*What is being asked:* Your task is to repeat all of the data exactly while excluding the pictures.
#### Records to process ####
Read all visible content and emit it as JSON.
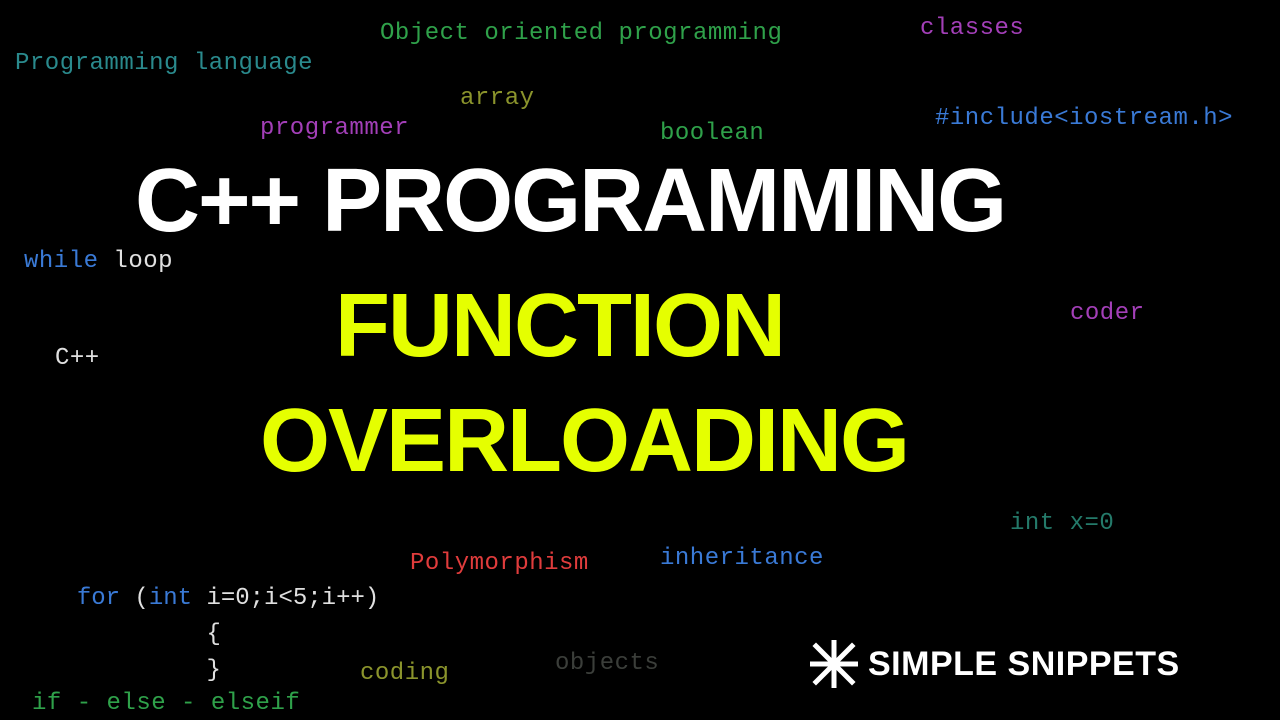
{
  "title_line1": "C++ PROGRAMMING",
  "title_line2": "FUNCTION",
  "title_line3": "OVERLOADING",
  "words": {
    "prog_lang": "Programming language",
    "oop": "Object oriented programming",
    "classes": "classes",
    "programmer": "programmer",
    "array": "array",
    "boolean": "boolean",
    "include": "#include<iostream.h>",
    "while": "while",
    "loop": " loop",
    "coder": "coder",
    "cpp": "C++",
    "intx": "int x=0",
    "inheritance": "inheritance",
    "polymorphism": "Polymorphism",
    "objects": "objects",
    "coding": "coding",
    "ifelse": "if - else - elseif"
  },
  "forloop": {
    "kw_for": "for ",
    "paren_open": "(",
    "kw_int": "int",
    "rest": " i=0;i<5;i++)",
    "brace_open": "{",
    "brace_close": "}"
  },
  "brand": "SIMPLE SNIPPETS"
}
####
*Worked solution:*
Read all visible content and emit it as JSON.
{
  "title_line1": "C++ PROGRAMMING",
  "title_line2": "FUNCTION",
  "title_line3": "OVERLOADING",
  "words": {
    "prog_lang": "Programming language",
    "oop": "Object oriented programming",
    "classes": "classes",
    "programmer": "programmer",
    "array": "array",
    "boolean": "boolean",
    "include": "#include<iostream.h>",
    "while": "while",
    "loop": " loop",
    "coder": "coder",
    "cpp": "C++",
    "intx": "int x=0",
    "inheritance": "inheritance",
    "polymorphism": "Polymorphism",
    "objects": "objects",
    "coding": "coding",
    "ifelse": "if - else - elseif"
  },
  "forloop": {
    "kw_for": "for ",
    "paren_open": "(",
    "kw_int": "int",
    "rest": " i=0;i<5;i++)",
    "brace_open": "{",
    "brace_close": "}"
  },
  "brand": "SIMPLE SNIPPETS"
}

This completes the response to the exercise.